EXCERPTED DATA:
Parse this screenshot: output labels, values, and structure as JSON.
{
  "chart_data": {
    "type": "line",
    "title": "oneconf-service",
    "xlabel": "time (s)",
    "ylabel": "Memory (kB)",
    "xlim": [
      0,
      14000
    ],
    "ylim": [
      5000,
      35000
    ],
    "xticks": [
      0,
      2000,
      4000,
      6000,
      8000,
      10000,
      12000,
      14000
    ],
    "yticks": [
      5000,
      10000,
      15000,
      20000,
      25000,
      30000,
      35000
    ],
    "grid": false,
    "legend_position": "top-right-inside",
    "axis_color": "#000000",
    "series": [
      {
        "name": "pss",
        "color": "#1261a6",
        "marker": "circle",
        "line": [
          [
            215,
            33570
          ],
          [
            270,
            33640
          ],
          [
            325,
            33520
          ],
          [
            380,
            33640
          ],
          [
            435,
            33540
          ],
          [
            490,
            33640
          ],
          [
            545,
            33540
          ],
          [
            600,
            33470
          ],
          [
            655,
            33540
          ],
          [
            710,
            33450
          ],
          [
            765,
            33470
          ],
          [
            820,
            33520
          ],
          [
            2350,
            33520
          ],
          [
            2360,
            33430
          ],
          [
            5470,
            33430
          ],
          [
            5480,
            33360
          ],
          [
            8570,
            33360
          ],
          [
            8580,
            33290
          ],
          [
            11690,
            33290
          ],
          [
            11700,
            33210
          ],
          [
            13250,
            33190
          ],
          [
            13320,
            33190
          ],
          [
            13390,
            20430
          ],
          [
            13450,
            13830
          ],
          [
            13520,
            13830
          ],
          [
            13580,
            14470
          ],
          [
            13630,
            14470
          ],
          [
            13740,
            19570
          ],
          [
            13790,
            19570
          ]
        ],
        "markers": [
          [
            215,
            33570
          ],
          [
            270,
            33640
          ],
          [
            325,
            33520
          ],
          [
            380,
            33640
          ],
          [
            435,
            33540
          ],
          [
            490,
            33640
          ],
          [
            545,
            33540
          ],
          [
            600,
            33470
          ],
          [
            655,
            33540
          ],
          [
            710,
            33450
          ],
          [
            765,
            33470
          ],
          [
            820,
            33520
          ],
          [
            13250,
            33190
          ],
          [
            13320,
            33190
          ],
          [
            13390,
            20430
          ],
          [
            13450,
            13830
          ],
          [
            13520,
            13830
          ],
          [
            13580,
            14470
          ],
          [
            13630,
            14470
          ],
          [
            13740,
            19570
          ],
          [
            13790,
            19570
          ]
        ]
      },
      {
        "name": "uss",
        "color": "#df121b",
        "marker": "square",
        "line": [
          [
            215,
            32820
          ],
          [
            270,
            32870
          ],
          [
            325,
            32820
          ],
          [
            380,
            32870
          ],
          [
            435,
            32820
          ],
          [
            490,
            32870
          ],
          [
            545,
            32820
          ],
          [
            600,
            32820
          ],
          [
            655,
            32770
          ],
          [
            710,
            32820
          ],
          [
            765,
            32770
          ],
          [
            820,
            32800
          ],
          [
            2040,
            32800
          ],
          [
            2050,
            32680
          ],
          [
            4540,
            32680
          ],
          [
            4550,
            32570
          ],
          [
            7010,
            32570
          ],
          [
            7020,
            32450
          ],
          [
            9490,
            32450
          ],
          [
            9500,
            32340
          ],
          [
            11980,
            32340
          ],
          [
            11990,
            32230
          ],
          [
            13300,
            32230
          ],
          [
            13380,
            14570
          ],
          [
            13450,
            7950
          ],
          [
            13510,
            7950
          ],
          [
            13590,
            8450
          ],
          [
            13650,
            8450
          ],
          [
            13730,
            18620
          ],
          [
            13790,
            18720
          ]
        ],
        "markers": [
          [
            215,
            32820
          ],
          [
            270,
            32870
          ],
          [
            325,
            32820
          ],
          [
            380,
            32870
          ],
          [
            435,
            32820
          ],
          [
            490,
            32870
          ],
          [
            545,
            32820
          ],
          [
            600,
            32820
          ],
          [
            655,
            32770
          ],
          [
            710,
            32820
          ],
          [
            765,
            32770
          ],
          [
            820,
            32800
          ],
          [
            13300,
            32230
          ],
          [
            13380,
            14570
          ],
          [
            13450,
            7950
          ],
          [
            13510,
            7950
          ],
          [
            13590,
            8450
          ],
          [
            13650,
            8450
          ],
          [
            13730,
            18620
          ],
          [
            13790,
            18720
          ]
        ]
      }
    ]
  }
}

WHAT THE TASK REQUIRES:
Every record shown above should be written out again exactly.

COMPLETE OUTPUT:
Parse this screenshot: output labels, values, and structure as JSON.
{
  "chart_data": {
    "type": "line",
    "title": "oneconf-service",
    "xlabel": "time (s)",
    "ylabel": "Memory (kB)",
    "xlim": [
      0,
      14000
    ],
    "ylim": [
      5000,
      35000
    ],
    "xticks": [
      0,
      2000,
      4000,
      6000,
      8000,
      10000,
      12000,
      14000
    ],
    "yticks": [
      5000,
      10000,
      15000,
      20000,
      25000,
      30000,
      35000
    ],
    "grid": false,
    "legend_position": "top-right-inside",
    "axis_color": "#000000",
    "series": [
      {
        "name": "pss",
        "color": "#1261a6",
        "marker": "circle",
        "line": [
          [
            215,
            33570
          ],
          [
            270,
            33640
          ],
          [
            325,
            33520
          ],
          [
            380,
            33640
          ],
          [
            435,
            33540
          ],
          [
            490,
            33640
          ],
          [
            545,
            33540
          ],
          [
            600,
            33470
          ],
          [
            655,
            33540
          ],
          [
            710,
            33450
          ],
          [
            765,
            33470
          ],
          [
            820,
            33520
          ],
          [
            2350,
            33520
          ],
          [
            2360,
            33430
          ],
          [
            5470,
            33430
          ],
          [
            5480,
            33360
          ],
          [
            8570,
            33360
          ],
          [
            8580,
            33290
          ],
          [
            11690,
            33290
          ],
          [
            11700,
            33210
          ],
          [
            13250,
            33190
          ],
          [
            13320,
            33190
          ],
          [
            13390,
            20430
          ],
          [
            13450,
            13830
          ],
          [
            13520,
            13830
          ],
          [
            13580,
            14470
          ],
          [
            13630,
            14470
          ],
          [
            13740,
            19570
          ],
          [
            13790,
            19570
          ]
        ],
        "markers": [
          [
            215,
            33570
          ],
          [
            270,
            33640
          ],
          [
            325,
            33520
          ],
          [
            380,
            33640
          ],
          [
            435,
            33540
          ],
          [
            490,
            33640
          ],
          [
            545,
            33540
          ],
          [
            600,
            33470
          ],
          [
            655,
            33540
          ],
          [
            710,
            33450
          ],
          [
            765,
            33470
          ],
          [
            820,
            33520
          ],
          [
            13250,
            33190
          ],
          [
            13320,
            33190
          ],
          [
            13390,
            20430
          ],
          [
            13450,
            13830
          ],
          [
            13520,
            13830
          ],
          [
            13580,
            14470
          ],
          [
            13630,
            14470
          ],
          [
            13740,
            19570
          ],
          [
            13790,
            19570
          ]
        ]
      },
      {
        "name": "uss",
        "color": "#df121b",
        "marker": "square",
        "line": [
          [
            215,
            32820
          ],
          [
            270,
            32870
          ],
          [
            325,
            32820
          ],
          [
            380,
            32870
          ],
          [
            435,
            32820
          ],
          [
            490,
            32870
          ],
          [
            545,
            32820
          ],
          [
            600,
            32820
          ],
          [
            655,
            32770
          ],
          [
            710,
            32820
          ],
          [
            765,
            32770
          ],
          [
            820,
            32800
          ],
          [
            2040,
            32800
          ],
          [
            2050,
            32680
          ],
          [
            4540,
            32680
          ],
          [
            4550,
            32570
          ],
          [
            7010,
            32570
          ],
          [
            7020,
            32450
          ],
          [
            9490,
            32450
          ],
          [
            9500,
            32340
          ],
          [
            11980,
            32340
          ],
          [
            11990,
            32230
          ],
          [
            13300,
            32230
          ],
          [
            13380,
            14570
          ],
          [
            13450,
            7950
          ],
          [
            13510,
            7950
          ],
          [
            13590,
            8450
          ],
          [
            13650,
            8450
          ],
          [
            13730,
            18620
          ],
          [
            13790,
            18720
          ]
        ],
        "markers": [
          [
            215,
            32820
          ],
          [
            270,
            32870
          ],
          [
            325,
            32820
          ],
          [
            380,
            32870
          ],
          [
            435,
            32820
          ],
          [
            490,
            32870
          ],
          [
            545,
            32820
          ],
          [
            600,
            32820
          ],
          [
            655,
            32770
          ],
          [
            710,
            32820
          ],
          [
            765,
            32770
          ],
          [
            820,
            32800
          ],
          [
            13300,
            32230
          ],
          [
            13380,
            14570
          ],
          [
            13450,
            7950
          ],
          [
            13510,
            7950
          ],
          [
            13590,
            8450
          ],
          [
            13650,
            8450
          ],
          [
            13730,
            18620
          ],
          [
            13790,
            18720
          ]
        ]
      }
    ]
  }
}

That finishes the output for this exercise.